▸ **Written request**:
State how many lines in these records contain the word "Шумы", and nothing else.

▸ **Records to process**:
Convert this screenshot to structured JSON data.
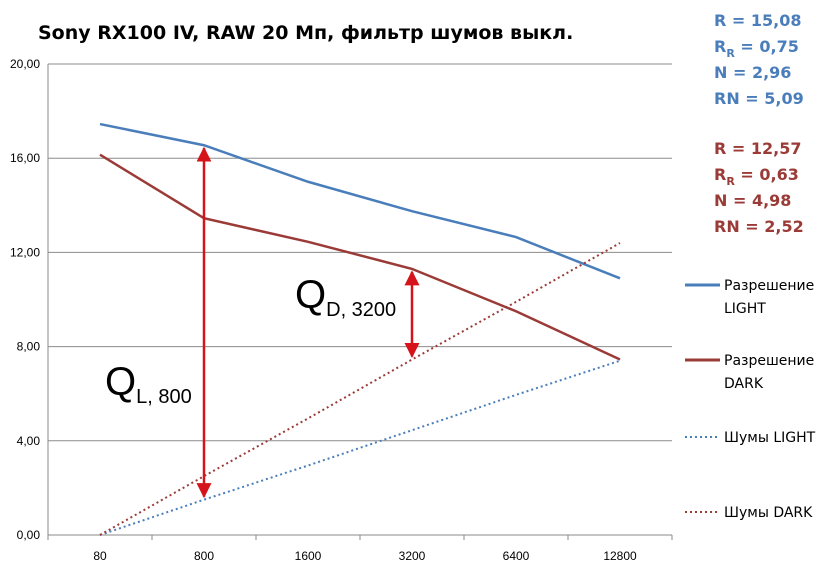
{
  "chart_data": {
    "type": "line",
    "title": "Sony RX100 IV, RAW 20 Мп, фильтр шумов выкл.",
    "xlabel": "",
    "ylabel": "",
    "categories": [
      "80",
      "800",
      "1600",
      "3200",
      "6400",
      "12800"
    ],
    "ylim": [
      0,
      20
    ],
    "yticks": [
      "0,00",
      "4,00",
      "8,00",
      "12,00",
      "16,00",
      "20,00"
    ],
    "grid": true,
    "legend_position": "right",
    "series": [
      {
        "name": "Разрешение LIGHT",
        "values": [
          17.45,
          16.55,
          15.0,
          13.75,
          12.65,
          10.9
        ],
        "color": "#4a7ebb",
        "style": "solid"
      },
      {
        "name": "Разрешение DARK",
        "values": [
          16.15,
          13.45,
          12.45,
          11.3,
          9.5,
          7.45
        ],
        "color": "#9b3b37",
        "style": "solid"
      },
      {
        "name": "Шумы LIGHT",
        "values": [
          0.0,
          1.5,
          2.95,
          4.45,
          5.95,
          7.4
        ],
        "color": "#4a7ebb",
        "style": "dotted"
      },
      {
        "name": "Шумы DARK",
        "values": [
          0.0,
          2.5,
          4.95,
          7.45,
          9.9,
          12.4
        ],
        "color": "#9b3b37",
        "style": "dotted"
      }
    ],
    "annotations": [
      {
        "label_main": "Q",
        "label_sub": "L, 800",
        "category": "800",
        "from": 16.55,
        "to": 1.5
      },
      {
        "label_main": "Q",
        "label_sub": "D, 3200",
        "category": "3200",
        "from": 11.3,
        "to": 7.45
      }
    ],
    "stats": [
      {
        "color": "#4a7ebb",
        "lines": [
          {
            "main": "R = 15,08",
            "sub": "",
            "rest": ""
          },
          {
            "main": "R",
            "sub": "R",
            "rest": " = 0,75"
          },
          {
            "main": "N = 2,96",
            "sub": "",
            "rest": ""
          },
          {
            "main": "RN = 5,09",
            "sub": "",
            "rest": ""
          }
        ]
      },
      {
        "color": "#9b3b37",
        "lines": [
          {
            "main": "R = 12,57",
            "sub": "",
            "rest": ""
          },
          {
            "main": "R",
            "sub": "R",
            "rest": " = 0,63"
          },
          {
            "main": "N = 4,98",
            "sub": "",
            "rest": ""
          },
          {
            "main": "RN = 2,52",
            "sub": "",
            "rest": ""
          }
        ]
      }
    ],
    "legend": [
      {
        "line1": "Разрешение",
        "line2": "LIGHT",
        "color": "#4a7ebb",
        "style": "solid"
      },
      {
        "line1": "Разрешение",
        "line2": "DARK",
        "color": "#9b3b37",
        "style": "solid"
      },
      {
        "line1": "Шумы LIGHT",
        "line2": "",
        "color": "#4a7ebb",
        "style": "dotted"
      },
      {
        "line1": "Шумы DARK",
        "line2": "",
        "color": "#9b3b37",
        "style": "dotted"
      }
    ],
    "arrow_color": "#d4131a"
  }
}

* * *

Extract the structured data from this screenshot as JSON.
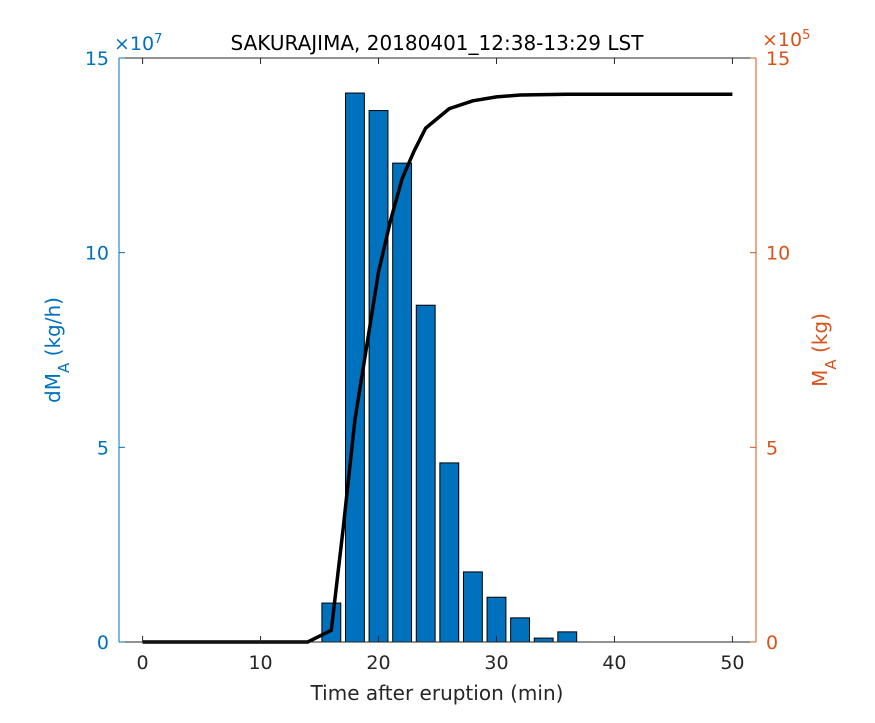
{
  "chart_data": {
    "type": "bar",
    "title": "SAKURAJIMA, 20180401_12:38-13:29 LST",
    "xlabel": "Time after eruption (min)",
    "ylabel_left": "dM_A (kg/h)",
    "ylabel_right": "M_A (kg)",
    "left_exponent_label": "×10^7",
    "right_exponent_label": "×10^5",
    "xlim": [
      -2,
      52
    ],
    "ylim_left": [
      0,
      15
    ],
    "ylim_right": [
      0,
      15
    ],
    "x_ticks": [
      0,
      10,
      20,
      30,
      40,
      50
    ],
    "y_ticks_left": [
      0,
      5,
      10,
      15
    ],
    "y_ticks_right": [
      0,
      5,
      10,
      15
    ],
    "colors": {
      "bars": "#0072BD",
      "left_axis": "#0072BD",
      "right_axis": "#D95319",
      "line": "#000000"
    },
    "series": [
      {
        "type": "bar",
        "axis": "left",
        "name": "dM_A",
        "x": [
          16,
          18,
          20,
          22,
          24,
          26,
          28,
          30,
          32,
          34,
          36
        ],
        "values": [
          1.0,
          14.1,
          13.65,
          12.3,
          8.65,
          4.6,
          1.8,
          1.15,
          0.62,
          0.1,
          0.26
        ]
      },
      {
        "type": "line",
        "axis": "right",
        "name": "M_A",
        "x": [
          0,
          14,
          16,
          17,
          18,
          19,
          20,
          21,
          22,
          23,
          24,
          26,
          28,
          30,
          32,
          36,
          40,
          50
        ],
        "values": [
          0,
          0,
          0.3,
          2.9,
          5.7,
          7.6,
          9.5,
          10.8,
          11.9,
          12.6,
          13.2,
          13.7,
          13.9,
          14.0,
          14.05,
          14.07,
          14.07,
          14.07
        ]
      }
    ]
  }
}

▸ **In response**:
4